## begin
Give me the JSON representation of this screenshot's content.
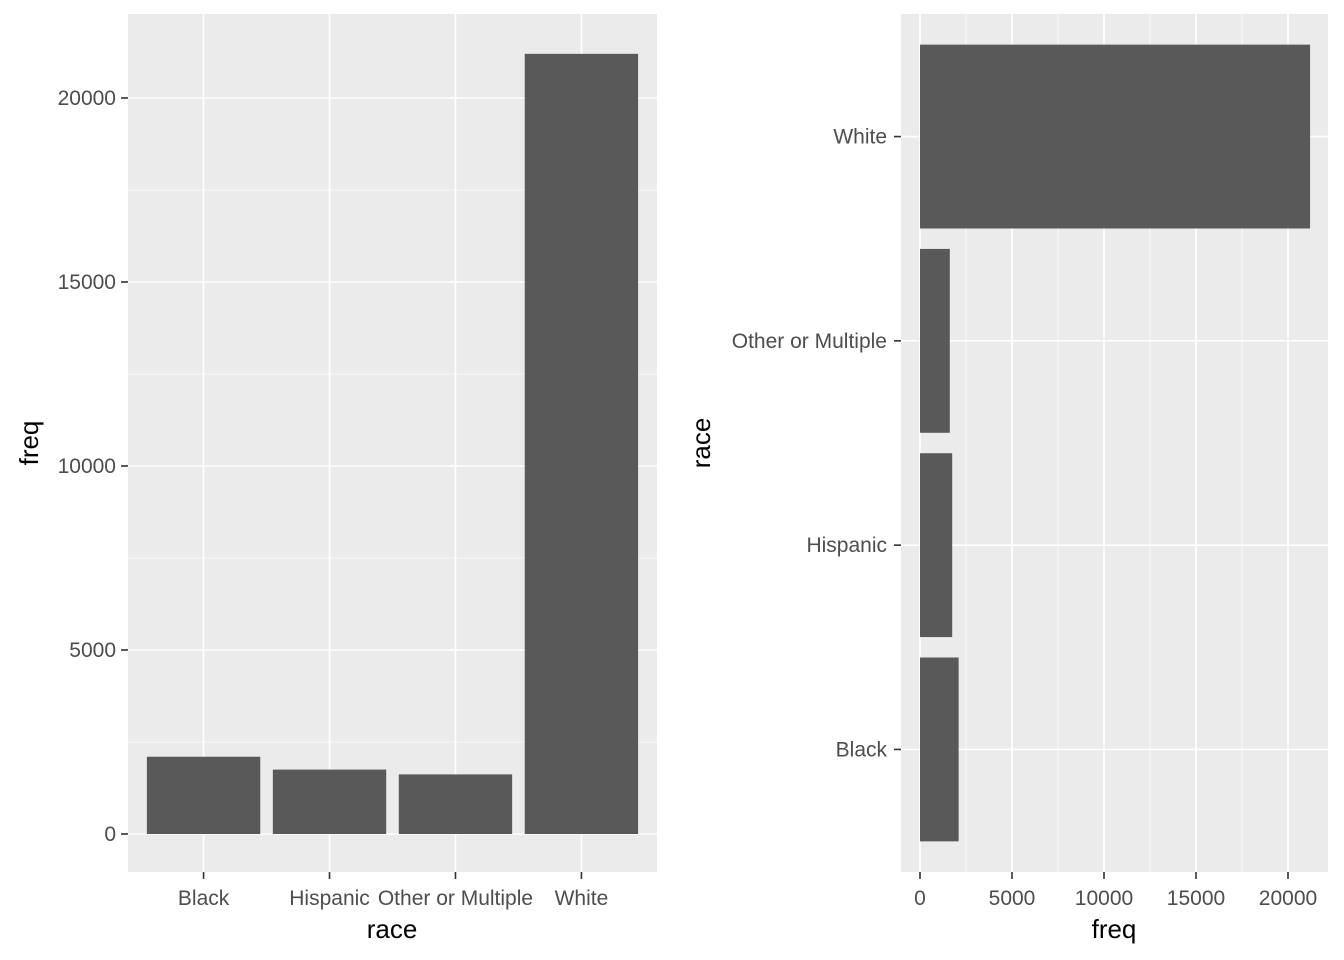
{
  "chart_data": [
    {
      "type": "bar",
      "orientation": "vertical",
      "categories": [
        "Black",
        "Hispanic",
        "Other or Multiple",
        "White"
      ],
      "values": [
        2100,
        1750,
        1620,
        21200
      ],
      "xlabel": "race",
      "ylabel": "freq",
      "ylim": [
        0,
        22000
      ],
      "yticks": [
        "0",
        "5000",
        "10000",
        "15000",
        "20000"
      ],
      "grid": true,
      "bar_color": "#595959",
      "panel_color": "#ebebeb"
    },
    {
      "type": "bar",
      "orientation": "horizontal",
      "categories": [
        "Black",
        "Hispanic",
        "Other or Multiple",
        "White"
      ],
      "values": [
        2100,
        1750,
        1620,
        21200
      ],
      "xlabel": "freq",
      "ylabel": "race",
      "xlim": [
        0,
        22000
      ],
      "xticks": [
        "0",
        "5000",
        "10000",
        "15000",
        "20000"
      ],
      "grid": true,
      "bar_color": "#595959",
      "panel_color": "#ebebeb"
    }
  ]
}
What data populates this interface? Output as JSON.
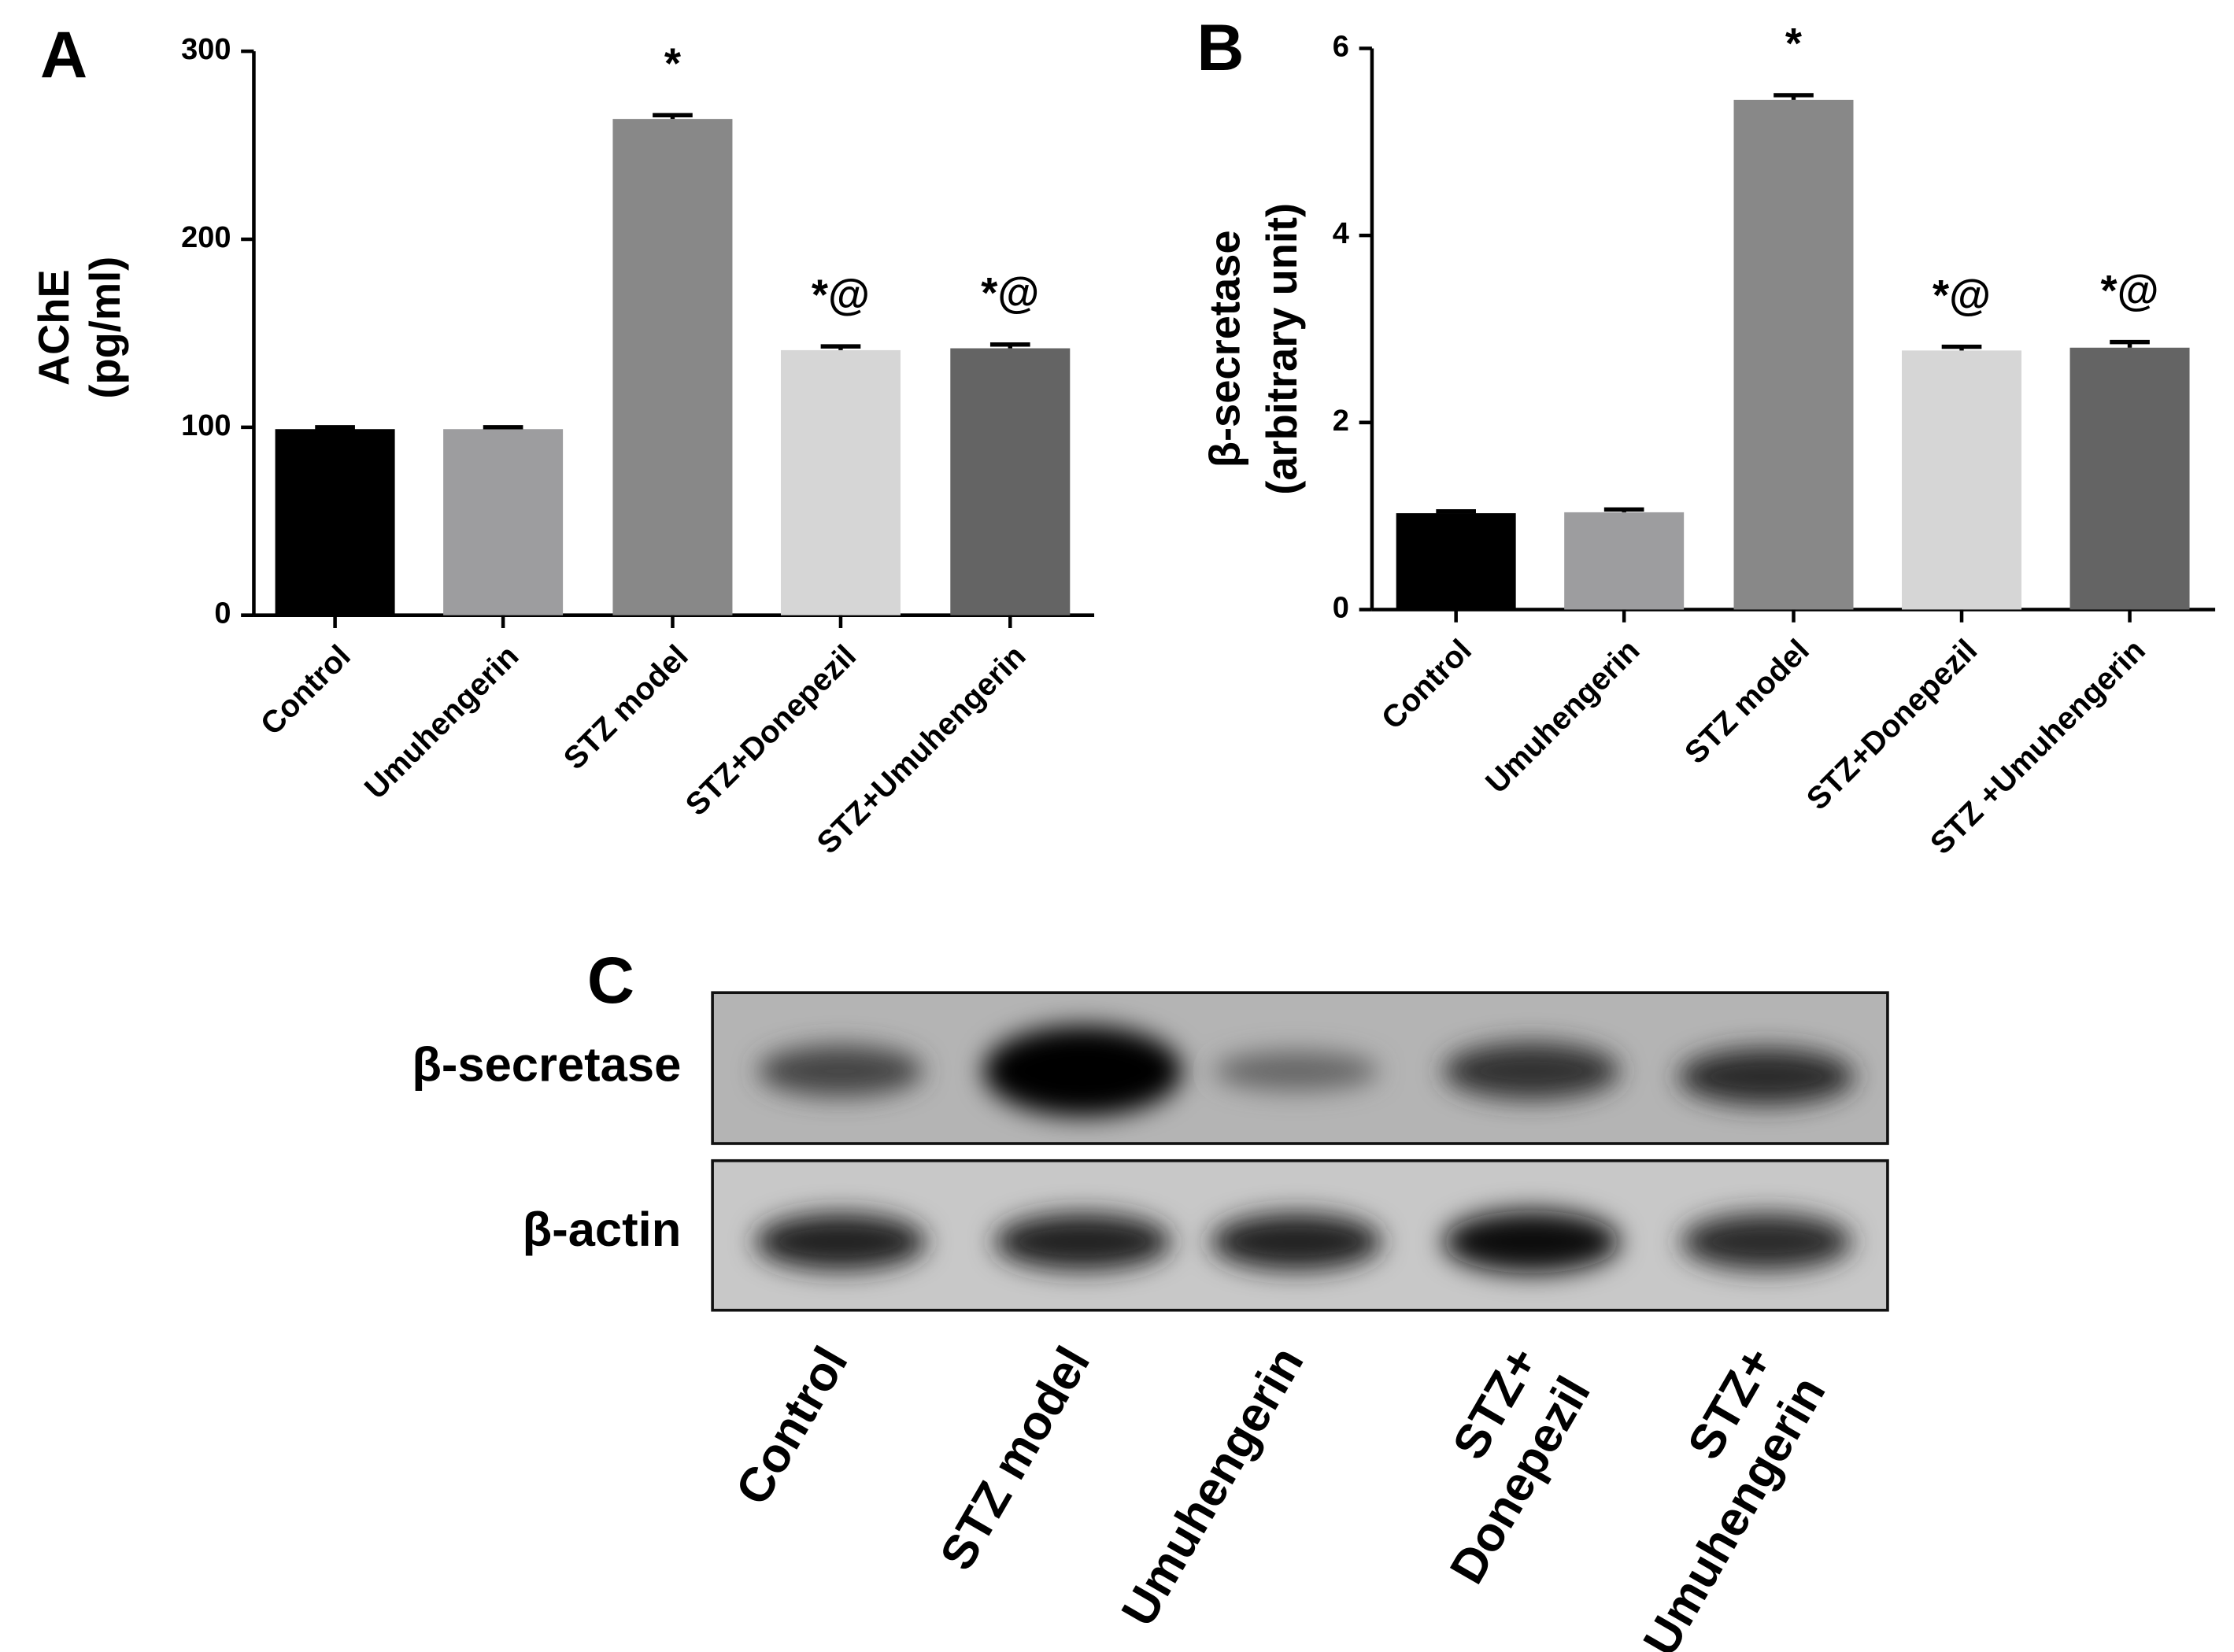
{
  "chart_data": [
    {
      "type": "bar",
      "panel": "A",
      "y_label": [
        "AChE",
        "(pg/ml)"
      ],
      "categories": [
        "Control",
        "Umuhengerin",
        "STZ model",
        "STZ+Donepezil",
        "STZ+Umuhengerin"
      ],
      "values": [
        99,
        99,
        264,
        141,
        142
      ],
      "errors": [
        1,
        1,
        2,
        2,
        2
      ],
      "annotations": [
        null,
        null,
        "*",
        "*@",
        "*@"
      ],
      "colors": [
        "#000000",
        "#9d9d9f",
        "#888888",
        "#d6d6d6",
        "#646464"
      ],
      "ylim": [
        0,
        300
      ],
      "yticks": [
        0,
        100,
        200,
        300
      ]
    },
    {
      "type": "bar",
      "panel": "B",
      "y_label": [
        "β-secretase",
        "(arbitrary unit)"
      ],
      "categories": [
        "Control",
        "Umuhengerin",
        "STZ model",
        "STZ+Donepezil",
        "STZ +Umuhengerin"
      ],
      "values": [
        1.03,
        1.04,
        5.45,
        2.77,
        2.8
      ],
      "errors": [
        0.02,
        0.03,
        0.05,
        0.04,
        0.06
      ],
      "annotations": [
        null,
        null,
        "*",
        "*@",
        "*@"
      ],
      "colors": [
        "#000000",
        "#9d9d9f",
        "#888888",
        "#d6d6d6",
        "#646464"
      ],
      "ylim": [
        0,
        6
      ],
      "yticks": [
        0,
        2,
        4,
        6
      ]
    }
  ],
  "blot": {
    "panel": "C",
    "rows": [
      "β-secretase",
      "β-actin"
    ],
    "lanes": [
      [
        "Control"
      ],
      [
        "STZ model"
      ],
      [
        "Umuhengerin"
      ],
      [
        "STZ+",
        "Donepezil"
      ],
      [
        "STZ+",
        "Umuhengerin"
      ]
    ]
  }
}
## end
> **Prompt**:
Repeat the preceding records precisely, and leave every picture out of the copy.

> **The result**:
Give me the JSON representation of this screenshot's content.
{
  "chart_data": [
    {
      "type": "bar",
      "orientation": "vertical",
      "categories": [
        "Black",
        "Hispanic",
        "Other or Multiple",
        "White"
      ],
      "values": [
        2100,
        1750,
        1620,
        21200
      ],
      "xlabel": "race",
      "ylabel": "freq",
      "ylim": [
        0,
        22000
      ],
      "yticks": [
        "0",
        "5000",
        "10000",
        "15000",
        "20000"
      ],
      "grid": true,
      "bar_color": "#595959",
      "panel_color": "#ebebeb"
    },
    {
      "type": "bar",
      "orientation": "horizontal",
      "categories": [
        "Black",
        "Hispanic",
        "Other or Multiple",
        "White"
      ],
      "values": [
        2100,
        1750,
        1620,
        21200
      ],
      "xlabel": "freq",
      "ylabel": "race",
      "xlim": [
        0,
        22000
      ],
      "xticks": [
        "0",
        "5000",
        "10000",
        "15000",
        "20000"
      ],
      "grid": true,
      "bar_color": "#595959",
      "panel_color": "#ebebeb"
    }
  ]
}
What data populates this interface? Output as JSON.
{
  "chart_data": [
    {
      "type": "bar",
      "panel": "A",
      "y_label": [
        "AChE",
        "(pg/ml)"
      ],
      "categories": [
        "Control",
        "Umuhengerin",
        "STZ model",
        "STZ+Donepezil",
        "STZ+Umuhengerin"
      ],
      "values": [
        99,
        99,
        264,
        141,
        142
      ],
      "errors": [
        1,
        1,
        2,
        2,
        2
      ],
      "annotations": [
        null,
        null,
        "*",
        "*@",
        "*@"
      ],
      "colors": [
        "#000000",
        "#9d9d9f",
        "#888888",
        "#d6d6d6",
        "#646464"
      ],
      "ylim": [
        0,
        300
      ],
      "yticks": [
        0,
        100,
        200,
        300
      ]
    },
    {
      "type": "bar",
      "panel": "B",
      "y_label": [
        "β-secretase",
        "(arbitrary unit)"
      ],
      "categories": [
        "Control",
        "Umuhengerin",
        "STZ model",
        "STZ+Donepezil",
        "STZ +Umuhengerin"
      ],
      "values": [
        1.03,
        1.04,
        5.45,
        2.77,
        2.8
      ],
      "errors": [
        0.02,
        0.03,
        0.05,
        0.04,
        0.06
      ],
      "annotations": [
        null,
        null,
        "*",
        "*@",
        "*@"
      ],
      "colors": [
        "#000000",
        "#9d9d9f",
        "#888888",
        "#d6d6d6",
        "#646464"
      ],
      "ylim": [
        0,
        6
      ],
      "yticks": [
        0,
        2,
        4,
        6
      ]
    }
  ],
  "blot": {
    "panel": "C",
    "rows": [
      "β-secretase",
      "β-actin"
    ],
    "lanes": [
      [
        "Control"
      ],
      [
        "STZ model"
      ],
      [
        "Umuhengerin"
      ],
      [
        "STZ+",
        "Donepezil"
      ],
      [
        "STZ+",
        "Umuhengerin"
      ]
    ]
  }
}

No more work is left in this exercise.